Tally up how many lines in the listing below contain the string "title", and give only the total.

■ Extracted records
╭──

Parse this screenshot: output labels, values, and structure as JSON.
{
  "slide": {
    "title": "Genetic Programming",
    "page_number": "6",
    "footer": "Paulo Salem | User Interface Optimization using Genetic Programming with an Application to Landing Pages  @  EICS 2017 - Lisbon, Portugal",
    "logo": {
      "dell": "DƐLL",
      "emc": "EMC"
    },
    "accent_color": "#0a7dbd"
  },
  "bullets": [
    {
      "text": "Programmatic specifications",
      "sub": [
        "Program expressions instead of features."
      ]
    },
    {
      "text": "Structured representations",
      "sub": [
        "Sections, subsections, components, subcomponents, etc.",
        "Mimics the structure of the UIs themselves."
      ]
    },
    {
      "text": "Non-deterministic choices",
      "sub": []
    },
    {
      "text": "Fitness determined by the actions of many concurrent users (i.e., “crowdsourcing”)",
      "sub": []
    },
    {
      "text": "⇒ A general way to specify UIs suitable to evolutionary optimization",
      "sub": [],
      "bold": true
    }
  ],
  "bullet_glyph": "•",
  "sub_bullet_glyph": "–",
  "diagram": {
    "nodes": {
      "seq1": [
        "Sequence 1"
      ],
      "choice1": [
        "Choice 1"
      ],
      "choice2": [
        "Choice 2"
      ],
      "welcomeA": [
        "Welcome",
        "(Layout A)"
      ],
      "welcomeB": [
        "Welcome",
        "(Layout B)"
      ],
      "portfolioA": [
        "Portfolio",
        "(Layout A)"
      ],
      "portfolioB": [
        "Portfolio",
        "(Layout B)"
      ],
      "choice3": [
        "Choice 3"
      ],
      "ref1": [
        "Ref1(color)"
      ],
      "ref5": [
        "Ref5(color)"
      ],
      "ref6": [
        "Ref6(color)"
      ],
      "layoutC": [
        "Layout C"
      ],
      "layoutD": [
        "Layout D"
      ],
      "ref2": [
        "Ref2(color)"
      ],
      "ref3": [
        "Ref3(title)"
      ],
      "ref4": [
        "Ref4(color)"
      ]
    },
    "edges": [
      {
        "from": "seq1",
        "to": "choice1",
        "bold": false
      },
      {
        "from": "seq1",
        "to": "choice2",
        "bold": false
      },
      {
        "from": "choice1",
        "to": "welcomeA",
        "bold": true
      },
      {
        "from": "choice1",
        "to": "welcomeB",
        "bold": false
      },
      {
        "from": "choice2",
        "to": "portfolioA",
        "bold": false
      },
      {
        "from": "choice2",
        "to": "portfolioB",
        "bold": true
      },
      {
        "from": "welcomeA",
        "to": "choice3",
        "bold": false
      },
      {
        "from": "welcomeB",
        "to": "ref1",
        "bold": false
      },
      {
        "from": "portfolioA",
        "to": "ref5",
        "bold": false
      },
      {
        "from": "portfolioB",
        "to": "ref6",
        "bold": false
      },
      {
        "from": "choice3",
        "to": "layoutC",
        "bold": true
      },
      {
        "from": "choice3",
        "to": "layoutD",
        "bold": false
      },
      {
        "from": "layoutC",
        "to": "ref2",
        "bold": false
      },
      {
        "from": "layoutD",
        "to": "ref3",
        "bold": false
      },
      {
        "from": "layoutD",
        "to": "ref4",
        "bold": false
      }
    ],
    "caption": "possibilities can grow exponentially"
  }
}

╰──

■ Complete output
2